— Task goal —
Search the records for "accomandita". Copy every line where it appears.

— Provided material —
»»

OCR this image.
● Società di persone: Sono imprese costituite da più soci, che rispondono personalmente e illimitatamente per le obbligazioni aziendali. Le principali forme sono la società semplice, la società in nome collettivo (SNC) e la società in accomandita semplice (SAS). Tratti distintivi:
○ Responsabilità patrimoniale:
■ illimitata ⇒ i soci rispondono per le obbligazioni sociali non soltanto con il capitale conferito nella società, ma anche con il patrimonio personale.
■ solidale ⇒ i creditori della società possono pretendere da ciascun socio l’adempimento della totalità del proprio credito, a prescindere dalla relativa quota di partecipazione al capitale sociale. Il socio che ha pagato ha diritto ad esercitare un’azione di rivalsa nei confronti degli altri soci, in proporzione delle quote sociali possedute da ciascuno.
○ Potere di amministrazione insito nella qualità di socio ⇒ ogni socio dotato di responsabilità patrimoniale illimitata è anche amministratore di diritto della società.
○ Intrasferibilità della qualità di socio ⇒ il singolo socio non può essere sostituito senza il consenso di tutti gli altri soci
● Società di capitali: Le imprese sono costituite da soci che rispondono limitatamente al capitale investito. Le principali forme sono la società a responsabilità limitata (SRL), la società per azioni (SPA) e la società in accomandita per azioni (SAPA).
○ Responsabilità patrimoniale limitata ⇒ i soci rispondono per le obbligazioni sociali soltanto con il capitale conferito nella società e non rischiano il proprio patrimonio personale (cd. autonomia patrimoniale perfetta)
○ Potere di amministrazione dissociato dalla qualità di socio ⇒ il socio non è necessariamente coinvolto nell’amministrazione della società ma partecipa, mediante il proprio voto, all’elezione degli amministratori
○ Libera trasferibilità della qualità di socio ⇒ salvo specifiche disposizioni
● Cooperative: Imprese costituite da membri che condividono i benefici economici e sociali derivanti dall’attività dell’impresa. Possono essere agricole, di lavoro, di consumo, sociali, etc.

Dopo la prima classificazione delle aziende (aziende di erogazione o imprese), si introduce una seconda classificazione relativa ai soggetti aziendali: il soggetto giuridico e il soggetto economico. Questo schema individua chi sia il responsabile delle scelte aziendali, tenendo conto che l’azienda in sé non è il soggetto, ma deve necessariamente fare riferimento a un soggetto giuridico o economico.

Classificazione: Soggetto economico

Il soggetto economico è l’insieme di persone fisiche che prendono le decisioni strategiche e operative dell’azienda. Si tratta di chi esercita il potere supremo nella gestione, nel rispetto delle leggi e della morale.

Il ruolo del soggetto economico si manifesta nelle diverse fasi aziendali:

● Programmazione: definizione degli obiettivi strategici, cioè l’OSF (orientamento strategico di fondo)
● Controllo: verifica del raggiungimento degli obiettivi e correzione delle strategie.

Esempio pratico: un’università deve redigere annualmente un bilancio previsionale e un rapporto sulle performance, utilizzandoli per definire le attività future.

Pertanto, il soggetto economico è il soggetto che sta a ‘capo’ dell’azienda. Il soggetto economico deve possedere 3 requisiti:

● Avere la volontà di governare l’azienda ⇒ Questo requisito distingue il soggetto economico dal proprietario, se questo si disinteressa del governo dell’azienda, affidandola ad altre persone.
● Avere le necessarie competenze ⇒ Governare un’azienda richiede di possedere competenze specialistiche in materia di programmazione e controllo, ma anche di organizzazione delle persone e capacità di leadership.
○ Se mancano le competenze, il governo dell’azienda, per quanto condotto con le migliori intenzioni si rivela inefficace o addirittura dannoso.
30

««
»»

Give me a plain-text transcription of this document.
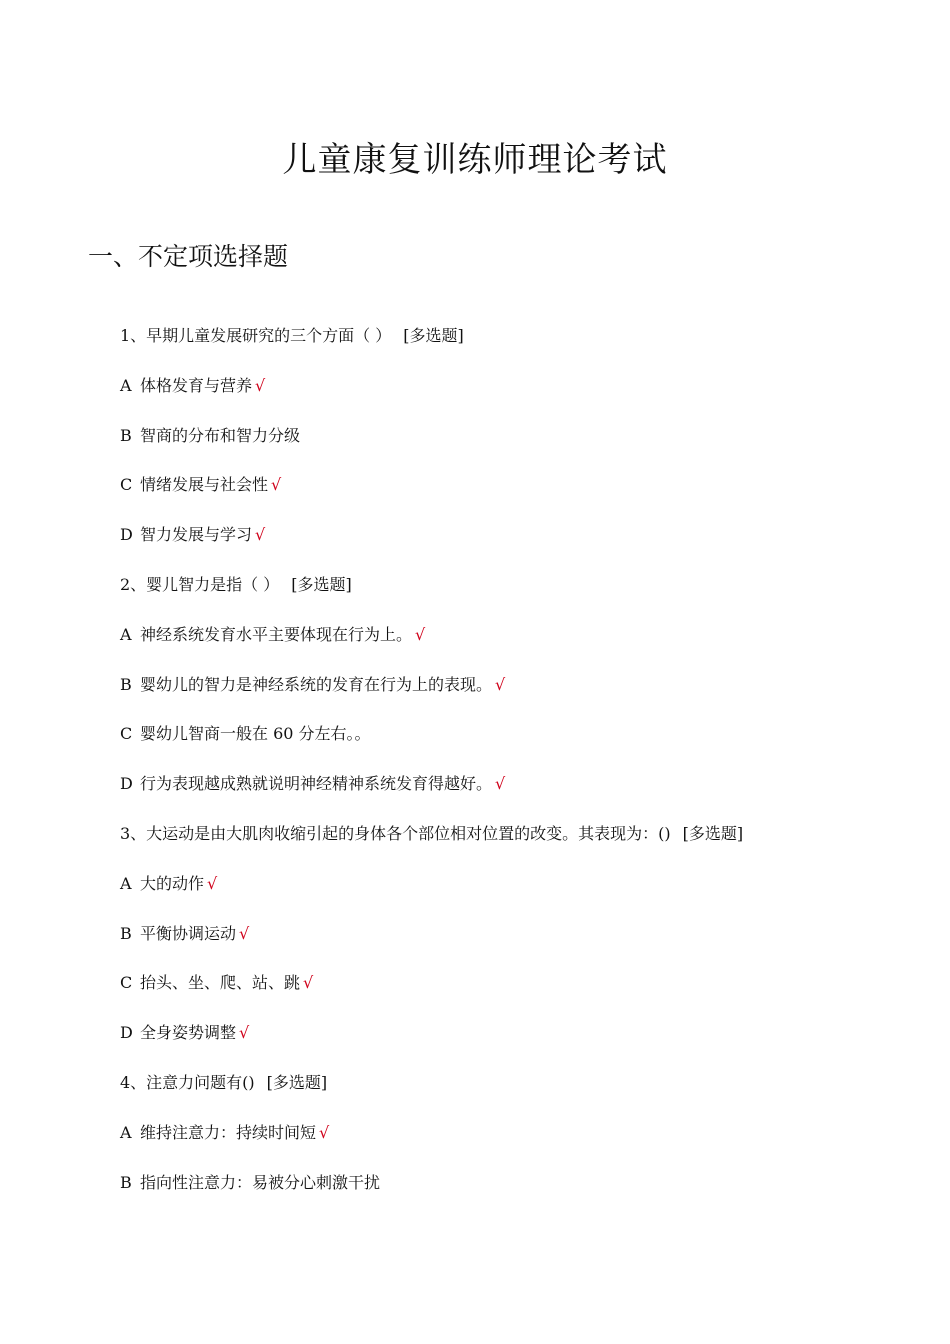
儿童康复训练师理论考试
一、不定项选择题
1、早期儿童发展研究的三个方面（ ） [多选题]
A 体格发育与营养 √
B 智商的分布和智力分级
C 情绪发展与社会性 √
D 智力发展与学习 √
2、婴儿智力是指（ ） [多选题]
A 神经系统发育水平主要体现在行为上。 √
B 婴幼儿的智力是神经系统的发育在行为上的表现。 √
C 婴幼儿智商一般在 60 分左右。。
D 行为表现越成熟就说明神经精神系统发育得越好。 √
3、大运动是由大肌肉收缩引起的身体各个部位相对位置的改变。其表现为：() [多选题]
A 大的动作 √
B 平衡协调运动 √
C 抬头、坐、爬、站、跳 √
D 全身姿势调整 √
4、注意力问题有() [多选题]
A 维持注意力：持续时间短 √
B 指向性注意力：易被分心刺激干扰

««

— Solution —
● Società di persone: Sono imprese costituite da più soci, che rispondono personalmente e illimitatamente per le obbligazioni aziendali. Le principali forme sono la società semplice, la società in nome collettivo (SNC) e la società in accomandita semplice (SAS). Tratti distintivi:
● Società di capitali: Le imprese sono costituite da soci che rispondono limitatamente al capitale investito. Le principali forme sono la società a responsabilità limitata (SRL), la società per azioni (SPA) e la società in accomandita per azioni (SAPA).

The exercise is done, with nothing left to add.